Required work -
Identify each line containing the word "MINH" and copy it.

· · · ·

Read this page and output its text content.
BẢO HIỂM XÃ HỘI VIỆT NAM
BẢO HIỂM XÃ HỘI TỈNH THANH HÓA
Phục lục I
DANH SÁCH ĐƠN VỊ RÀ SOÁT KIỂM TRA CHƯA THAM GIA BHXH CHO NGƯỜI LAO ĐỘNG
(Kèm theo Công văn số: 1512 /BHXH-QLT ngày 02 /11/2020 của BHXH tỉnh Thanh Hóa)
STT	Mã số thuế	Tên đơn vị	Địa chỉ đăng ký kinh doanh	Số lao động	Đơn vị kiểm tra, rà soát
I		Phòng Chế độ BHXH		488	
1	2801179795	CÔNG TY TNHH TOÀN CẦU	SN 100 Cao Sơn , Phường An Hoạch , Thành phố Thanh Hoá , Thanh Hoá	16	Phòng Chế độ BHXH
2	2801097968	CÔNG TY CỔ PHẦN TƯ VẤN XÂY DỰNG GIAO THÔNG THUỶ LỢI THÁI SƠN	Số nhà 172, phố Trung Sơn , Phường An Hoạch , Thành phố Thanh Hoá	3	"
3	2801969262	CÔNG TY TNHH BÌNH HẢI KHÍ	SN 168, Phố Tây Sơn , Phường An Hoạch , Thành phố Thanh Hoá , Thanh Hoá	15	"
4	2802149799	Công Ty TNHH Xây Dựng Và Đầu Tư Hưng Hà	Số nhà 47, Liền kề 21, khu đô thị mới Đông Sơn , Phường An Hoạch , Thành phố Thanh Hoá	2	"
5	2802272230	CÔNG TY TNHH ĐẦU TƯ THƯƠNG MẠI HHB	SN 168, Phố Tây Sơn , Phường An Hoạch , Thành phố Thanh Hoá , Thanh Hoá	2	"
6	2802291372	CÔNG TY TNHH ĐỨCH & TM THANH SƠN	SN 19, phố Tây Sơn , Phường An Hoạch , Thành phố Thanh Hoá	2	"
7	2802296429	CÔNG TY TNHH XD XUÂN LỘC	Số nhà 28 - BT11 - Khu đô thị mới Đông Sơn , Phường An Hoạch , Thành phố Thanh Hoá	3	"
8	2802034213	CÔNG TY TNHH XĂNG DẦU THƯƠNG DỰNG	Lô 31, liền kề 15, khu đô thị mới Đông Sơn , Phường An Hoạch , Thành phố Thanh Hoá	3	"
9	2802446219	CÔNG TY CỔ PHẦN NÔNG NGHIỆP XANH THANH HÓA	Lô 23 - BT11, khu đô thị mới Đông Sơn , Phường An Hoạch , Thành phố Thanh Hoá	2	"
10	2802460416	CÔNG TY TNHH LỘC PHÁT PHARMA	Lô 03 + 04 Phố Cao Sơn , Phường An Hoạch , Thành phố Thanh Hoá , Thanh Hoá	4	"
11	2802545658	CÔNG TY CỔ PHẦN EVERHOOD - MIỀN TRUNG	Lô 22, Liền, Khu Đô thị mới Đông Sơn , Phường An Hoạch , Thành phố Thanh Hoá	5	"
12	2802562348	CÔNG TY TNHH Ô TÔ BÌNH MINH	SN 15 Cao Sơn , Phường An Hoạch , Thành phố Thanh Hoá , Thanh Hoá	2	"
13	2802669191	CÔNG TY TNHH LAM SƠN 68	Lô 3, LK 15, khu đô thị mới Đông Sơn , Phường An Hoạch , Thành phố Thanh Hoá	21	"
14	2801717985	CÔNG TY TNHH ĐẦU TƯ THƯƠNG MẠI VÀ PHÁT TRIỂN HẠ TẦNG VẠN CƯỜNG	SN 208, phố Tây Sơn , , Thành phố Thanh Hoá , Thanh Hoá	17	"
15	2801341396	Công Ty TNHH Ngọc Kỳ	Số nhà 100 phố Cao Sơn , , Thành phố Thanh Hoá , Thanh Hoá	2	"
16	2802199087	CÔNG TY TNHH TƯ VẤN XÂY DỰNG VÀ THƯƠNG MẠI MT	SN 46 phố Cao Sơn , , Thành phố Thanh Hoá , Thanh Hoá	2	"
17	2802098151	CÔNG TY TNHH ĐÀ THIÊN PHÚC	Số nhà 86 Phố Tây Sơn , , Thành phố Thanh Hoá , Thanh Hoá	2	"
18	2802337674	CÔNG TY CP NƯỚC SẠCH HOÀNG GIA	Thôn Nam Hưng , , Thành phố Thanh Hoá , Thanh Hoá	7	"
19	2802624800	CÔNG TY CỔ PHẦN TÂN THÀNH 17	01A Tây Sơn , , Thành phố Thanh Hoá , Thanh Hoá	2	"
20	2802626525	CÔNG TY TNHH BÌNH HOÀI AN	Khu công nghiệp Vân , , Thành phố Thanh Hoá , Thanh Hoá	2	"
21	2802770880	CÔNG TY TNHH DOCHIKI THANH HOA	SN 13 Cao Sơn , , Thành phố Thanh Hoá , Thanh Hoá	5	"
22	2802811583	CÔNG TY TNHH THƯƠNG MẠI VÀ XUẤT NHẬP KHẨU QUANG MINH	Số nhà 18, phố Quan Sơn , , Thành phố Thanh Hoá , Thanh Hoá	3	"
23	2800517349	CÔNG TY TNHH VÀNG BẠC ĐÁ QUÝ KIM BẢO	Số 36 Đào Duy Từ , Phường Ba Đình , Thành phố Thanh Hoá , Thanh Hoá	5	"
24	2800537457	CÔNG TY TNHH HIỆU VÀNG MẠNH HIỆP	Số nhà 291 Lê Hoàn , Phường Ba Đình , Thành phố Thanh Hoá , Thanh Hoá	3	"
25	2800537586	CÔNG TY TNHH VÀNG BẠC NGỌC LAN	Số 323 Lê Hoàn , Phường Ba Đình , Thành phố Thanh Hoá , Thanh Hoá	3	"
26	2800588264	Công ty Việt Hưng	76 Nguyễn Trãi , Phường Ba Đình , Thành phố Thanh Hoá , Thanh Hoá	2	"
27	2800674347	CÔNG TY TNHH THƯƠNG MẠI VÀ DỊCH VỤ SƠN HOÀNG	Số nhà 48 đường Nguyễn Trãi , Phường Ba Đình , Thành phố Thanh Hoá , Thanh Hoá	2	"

· · · ·

Exercise output -
12	2802562348	CÔNG TY TNHH Ô TÔ BÌNH MINH	SN 15 Cao Sơn , Phường An Hoạch , Thành phố Thanh Hoá , Thanh Hoá	2	"
22	2802811583	CÔNG TY TNHH THƯƠNG MẠI VÀ XUẤT NHẬP KHẨU QUANG MINH	Số nhà 18, phố Quan Sơn , , Thành phố Thanh Hoá , Thanh Hoá	3	"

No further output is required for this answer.